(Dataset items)

▬▬▬▬▬▬▬▬▬▬

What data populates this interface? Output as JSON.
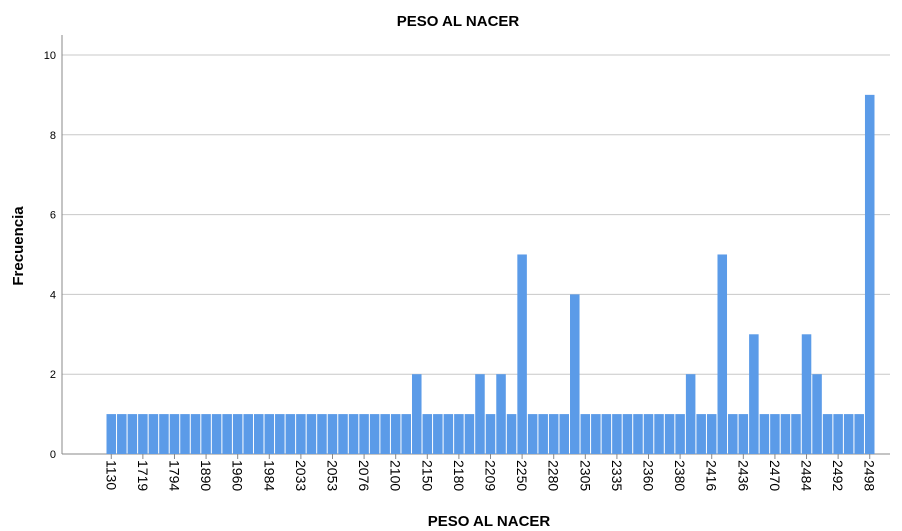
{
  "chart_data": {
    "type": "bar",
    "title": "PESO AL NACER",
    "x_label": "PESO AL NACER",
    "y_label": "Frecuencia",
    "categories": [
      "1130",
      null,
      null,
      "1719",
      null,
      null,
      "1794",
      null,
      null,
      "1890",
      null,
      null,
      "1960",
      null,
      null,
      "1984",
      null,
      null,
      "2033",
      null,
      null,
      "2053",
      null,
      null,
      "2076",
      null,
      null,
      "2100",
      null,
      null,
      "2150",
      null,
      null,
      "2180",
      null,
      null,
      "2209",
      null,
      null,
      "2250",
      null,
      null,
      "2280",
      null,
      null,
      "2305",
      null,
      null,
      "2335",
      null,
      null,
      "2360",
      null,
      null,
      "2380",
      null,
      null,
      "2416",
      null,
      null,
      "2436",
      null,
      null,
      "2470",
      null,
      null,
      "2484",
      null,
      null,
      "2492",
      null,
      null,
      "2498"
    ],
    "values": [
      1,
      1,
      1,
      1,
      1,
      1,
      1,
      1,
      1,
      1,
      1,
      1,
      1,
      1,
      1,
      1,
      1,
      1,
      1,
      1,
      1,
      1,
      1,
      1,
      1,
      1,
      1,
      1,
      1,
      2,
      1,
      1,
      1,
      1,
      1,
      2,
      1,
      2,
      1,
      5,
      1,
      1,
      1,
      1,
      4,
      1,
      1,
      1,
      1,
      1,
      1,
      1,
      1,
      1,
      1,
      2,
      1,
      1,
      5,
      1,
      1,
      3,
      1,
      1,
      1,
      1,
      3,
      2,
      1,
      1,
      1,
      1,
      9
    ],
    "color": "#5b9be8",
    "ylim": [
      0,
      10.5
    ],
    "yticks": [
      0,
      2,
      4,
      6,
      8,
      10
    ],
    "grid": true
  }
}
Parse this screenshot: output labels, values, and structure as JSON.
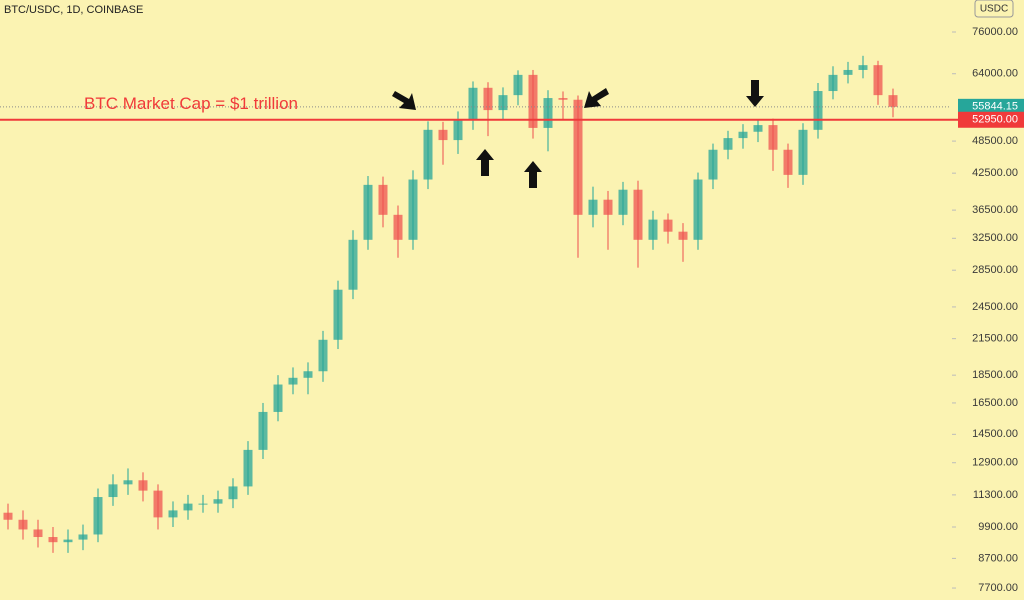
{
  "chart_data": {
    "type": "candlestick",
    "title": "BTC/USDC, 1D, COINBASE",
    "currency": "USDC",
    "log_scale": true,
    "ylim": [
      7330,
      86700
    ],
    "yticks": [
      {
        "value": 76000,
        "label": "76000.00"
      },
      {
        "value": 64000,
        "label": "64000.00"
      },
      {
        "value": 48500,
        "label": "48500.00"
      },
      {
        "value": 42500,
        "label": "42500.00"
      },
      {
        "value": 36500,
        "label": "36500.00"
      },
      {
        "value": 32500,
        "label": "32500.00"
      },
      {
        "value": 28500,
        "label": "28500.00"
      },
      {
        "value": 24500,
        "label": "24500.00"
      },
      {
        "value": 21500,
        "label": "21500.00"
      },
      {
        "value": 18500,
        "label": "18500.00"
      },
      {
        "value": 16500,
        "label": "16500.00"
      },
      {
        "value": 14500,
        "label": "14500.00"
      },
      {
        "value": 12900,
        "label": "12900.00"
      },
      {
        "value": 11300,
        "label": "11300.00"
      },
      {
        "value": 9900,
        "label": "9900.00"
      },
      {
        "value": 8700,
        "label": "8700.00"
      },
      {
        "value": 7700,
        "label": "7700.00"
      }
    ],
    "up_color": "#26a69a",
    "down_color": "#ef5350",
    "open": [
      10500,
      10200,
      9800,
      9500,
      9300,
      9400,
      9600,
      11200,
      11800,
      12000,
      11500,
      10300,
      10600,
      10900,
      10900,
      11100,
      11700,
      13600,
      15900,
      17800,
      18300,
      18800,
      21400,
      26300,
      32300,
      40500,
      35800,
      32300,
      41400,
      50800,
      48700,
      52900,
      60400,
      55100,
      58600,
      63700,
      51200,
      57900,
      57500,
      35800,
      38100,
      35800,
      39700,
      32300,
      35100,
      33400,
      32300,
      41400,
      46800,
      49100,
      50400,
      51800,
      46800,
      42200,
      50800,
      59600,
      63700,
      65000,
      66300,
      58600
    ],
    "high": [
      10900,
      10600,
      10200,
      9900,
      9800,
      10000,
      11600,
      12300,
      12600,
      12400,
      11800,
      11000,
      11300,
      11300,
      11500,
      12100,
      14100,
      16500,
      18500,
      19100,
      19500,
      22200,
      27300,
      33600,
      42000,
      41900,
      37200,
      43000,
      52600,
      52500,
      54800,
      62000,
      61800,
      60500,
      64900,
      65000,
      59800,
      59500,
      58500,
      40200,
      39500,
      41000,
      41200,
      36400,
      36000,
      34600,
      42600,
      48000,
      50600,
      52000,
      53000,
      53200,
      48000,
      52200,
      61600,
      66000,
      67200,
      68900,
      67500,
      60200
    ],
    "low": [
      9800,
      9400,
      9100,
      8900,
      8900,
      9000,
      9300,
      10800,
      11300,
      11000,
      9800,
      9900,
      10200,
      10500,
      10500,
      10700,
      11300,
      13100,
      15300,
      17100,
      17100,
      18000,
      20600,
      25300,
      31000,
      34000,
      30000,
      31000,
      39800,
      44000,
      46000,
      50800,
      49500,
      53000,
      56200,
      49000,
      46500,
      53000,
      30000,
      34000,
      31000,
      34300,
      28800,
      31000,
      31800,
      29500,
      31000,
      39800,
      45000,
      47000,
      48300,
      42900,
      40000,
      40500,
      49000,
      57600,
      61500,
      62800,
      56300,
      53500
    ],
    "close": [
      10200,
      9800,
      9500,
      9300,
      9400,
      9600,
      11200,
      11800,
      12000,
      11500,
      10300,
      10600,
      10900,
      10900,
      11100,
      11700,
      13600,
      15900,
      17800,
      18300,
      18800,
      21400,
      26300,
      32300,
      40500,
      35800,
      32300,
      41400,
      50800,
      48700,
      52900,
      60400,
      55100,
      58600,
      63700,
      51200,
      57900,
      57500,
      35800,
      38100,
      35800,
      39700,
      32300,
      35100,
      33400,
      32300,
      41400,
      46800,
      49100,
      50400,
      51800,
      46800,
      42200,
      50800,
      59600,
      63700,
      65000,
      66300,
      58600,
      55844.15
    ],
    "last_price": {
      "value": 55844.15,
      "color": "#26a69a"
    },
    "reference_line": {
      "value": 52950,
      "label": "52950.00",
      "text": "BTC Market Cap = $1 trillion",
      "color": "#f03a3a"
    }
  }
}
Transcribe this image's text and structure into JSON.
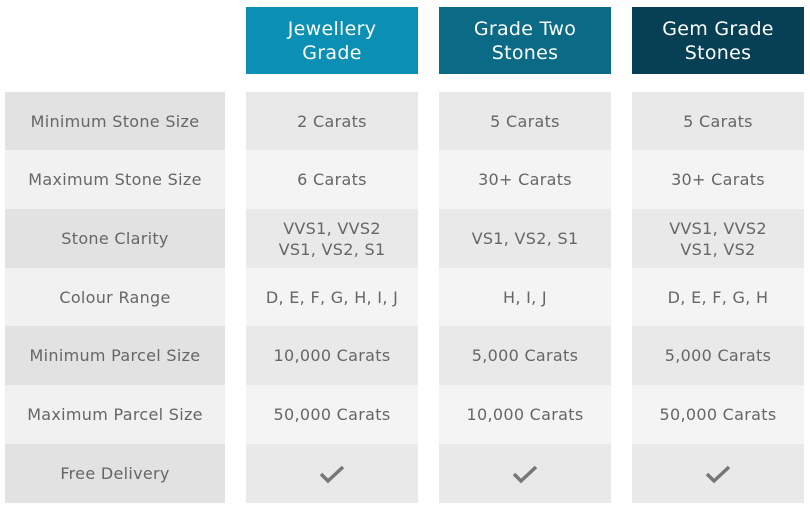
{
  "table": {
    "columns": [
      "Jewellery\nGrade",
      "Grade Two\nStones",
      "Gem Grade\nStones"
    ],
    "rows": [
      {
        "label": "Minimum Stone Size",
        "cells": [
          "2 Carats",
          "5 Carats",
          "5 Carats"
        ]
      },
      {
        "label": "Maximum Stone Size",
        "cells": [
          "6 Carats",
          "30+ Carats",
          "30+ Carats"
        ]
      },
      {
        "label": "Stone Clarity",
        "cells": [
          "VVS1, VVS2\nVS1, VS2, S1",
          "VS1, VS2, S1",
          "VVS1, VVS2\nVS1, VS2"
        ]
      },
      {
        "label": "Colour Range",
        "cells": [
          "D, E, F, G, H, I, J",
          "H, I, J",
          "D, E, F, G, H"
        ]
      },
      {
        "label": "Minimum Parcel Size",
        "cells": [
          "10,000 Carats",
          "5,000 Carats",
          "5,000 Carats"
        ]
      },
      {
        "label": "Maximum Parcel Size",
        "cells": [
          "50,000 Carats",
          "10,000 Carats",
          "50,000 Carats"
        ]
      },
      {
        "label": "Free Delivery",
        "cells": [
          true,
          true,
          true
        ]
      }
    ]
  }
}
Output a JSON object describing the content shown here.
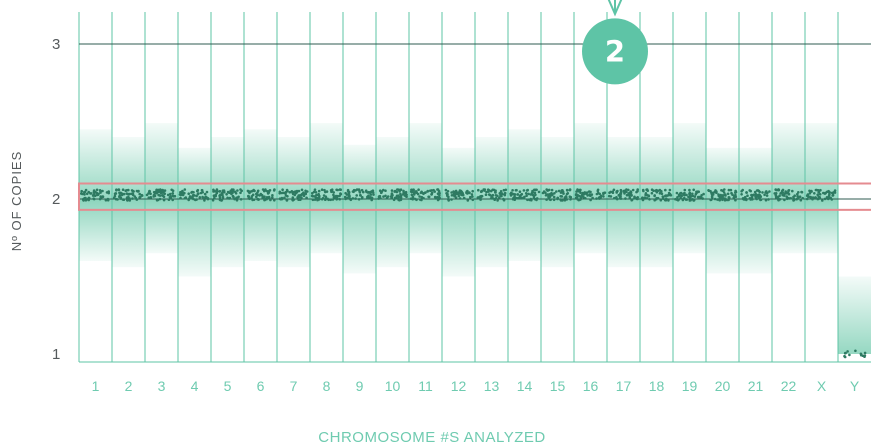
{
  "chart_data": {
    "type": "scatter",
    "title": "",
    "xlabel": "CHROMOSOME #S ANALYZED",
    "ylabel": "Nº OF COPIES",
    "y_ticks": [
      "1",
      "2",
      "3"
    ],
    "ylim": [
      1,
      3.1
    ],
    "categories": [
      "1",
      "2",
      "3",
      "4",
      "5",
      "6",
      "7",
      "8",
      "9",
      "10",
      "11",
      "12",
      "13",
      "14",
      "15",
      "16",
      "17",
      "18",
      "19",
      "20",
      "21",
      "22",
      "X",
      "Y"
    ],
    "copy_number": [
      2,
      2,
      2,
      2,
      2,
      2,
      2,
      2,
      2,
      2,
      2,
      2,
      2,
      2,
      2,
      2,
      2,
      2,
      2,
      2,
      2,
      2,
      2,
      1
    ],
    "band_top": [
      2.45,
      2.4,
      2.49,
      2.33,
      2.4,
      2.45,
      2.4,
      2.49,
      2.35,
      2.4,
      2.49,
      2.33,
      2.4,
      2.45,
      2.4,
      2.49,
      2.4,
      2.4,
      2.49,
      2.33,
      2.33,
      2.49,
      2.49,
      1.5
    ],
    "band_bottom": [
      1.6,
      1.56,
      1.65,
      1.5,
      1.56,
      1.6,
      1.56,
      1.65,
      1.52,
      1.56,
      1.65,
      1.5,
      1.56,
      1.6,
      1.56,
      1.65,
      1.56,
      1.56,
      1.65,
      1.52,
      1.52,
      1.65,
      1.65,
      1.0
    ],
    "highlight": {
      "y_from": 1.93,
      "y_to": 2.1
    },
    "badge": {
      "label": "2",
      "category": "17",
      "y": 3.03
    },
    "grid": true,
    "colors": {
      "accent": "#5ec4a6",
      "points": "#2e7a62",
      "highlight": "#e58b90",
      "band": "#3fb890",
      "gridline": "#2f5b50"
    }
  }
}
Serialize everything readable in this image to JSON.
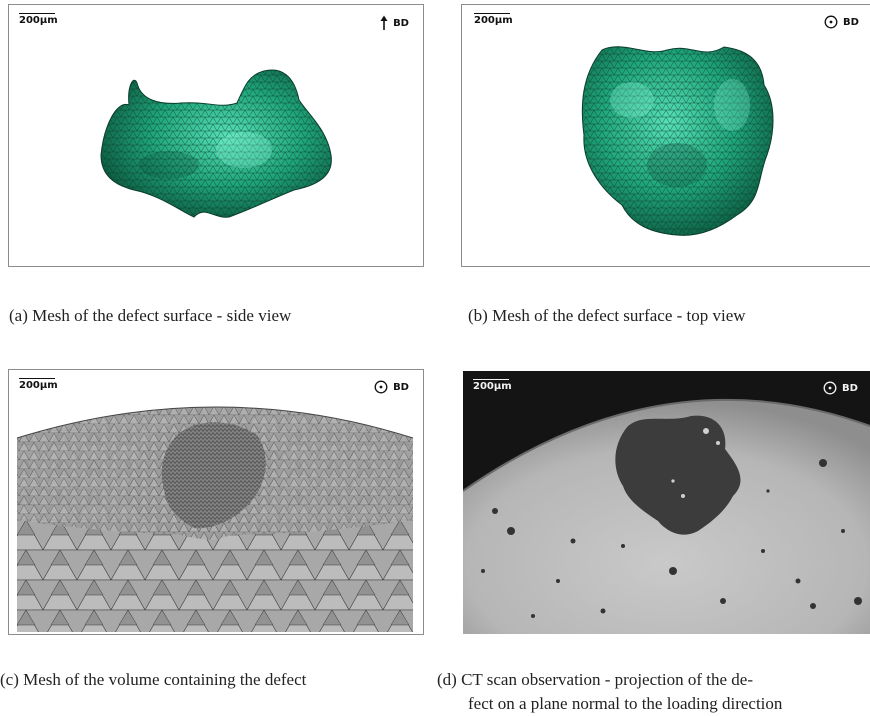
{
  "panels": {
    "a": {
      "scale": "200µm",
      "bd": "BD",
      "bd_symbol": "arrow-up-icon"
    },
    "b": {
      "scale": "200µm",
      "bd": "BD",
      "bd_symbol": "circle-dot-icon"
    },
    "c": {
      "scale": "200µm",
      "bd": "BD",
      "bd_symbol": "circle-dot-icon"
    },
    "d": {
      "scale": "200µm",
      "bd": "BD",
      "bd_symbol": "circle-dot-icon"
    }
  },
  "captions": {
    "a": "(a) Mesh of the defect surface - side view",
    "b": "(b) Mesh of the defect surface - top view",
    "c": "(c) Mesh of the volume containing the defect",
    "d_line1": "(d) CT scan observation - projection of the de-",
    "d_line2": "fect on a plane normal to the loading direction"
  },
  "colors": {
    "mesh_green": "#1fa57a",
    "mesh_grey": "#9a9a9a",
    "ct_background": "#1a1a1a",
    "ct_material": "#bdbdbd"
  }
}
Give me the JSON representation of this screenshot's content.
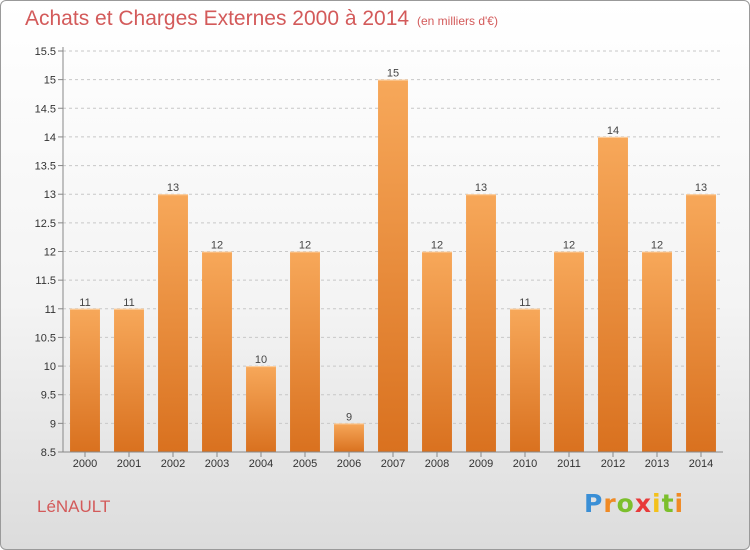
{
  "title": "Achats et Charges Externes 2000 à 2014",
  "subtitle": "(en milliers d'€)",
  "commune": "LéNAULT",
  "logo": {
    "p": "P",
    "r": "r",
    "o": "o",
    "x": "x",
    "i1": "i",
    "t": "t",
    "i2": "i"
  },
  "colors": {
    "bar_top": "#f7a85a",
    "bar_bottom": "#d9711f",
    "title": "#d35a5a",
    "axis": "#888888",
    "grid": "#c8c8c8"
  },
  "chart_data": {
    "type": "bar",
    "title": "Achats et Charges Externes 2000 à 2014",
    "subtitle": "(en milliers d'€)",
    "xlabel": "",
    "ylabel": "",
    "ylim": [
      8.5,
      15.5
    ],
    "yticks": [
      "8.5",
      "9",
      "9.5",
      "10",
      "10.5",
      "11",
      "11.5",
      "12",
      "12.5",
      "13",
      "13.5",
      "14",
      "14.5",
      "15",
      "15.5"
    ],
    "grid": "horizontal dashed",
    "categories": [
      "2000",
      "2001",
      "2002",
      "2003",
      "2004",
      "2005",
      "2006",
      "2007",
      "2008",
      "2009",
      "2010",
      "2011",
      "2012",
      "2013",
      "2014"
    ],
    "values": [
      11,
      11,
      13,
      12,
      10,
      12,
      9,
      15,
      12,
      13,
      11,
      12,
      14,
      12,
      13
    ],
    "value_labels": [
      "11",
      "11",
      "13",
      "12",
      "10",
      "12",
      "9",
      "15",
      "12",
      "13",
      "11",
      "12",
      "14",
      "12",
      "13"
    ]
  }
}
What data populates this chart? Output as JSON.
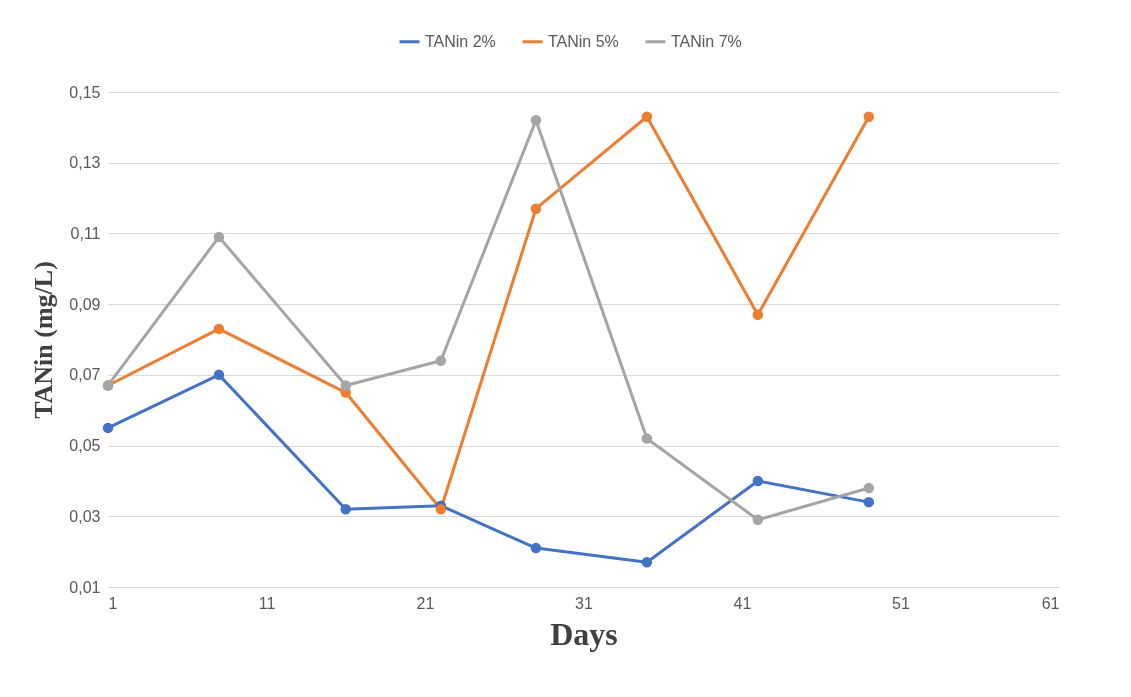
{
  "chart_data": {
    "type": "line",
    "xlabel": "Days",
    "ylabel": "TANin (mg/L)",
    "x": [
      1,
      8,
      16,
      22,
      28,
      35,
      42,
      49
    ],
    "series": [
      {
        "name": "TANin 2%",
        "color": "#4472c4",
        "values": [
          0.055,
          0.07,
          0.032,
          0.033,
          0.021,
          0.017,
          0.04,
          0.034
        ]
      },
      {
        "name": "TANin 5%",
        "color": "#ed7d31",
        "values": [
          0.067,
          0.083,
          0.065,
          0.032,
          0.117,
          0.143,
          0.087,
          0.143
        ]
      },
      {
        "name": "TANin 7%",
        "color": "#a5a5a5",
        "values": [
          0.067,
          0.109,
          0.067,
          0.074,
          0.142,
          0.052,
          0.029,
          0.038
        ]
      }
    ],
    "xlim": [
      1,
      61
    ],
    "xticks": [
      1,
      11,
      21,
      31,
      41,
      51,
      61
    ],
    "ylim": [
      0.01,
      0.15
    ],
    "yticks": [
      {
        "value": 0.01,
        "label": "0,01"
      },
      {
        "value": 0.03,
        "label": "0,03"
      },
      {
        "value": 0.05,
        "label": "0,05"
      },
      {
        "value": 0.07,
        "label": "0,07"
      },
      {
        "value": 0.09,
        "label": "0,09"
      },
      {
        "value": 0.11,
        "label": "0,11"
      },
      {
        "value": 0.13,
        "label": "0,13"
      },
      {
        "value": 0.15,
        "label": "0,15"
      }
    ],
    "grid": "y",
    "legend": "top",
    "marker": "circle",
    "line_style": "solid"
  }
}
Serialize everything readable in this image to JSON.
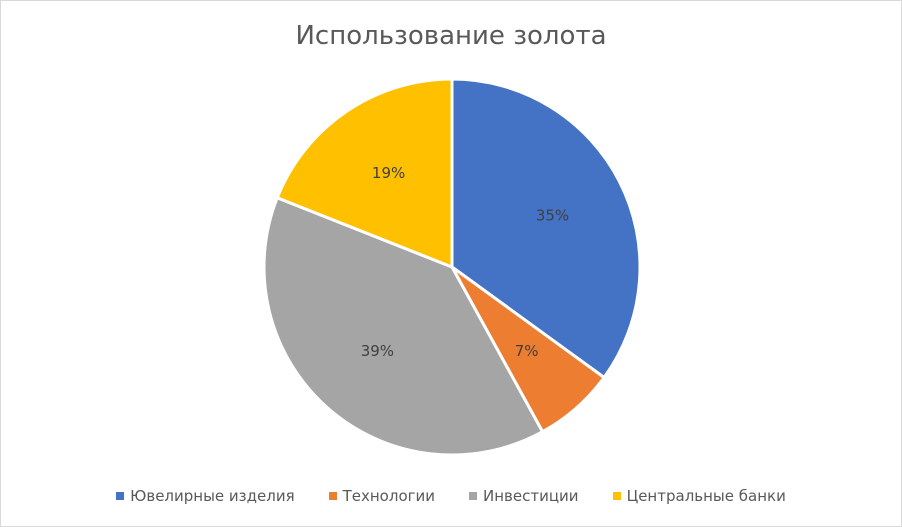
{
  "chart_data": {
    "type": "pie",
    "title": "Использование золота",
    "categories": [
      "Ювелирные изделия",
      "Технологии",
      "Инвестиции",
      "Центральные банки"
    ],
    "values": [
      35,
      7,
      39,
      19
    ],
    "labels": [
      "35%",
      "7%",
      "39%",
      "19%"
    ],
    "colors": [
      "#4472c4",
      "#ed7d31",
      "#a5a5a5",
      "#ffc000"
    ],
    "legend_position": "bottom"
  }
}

▬▬▬▬▬▬▬▬▬▬

> **Exercise objective**: Lines that hold the word "TANin" are the ones to return, every one of them.

> **Answer in full**:
    "ylabel": "TANin (mg/L)",
        "name": "TANin 2%",
        "name": "TANin 5%",
        "name": "TANin 7%",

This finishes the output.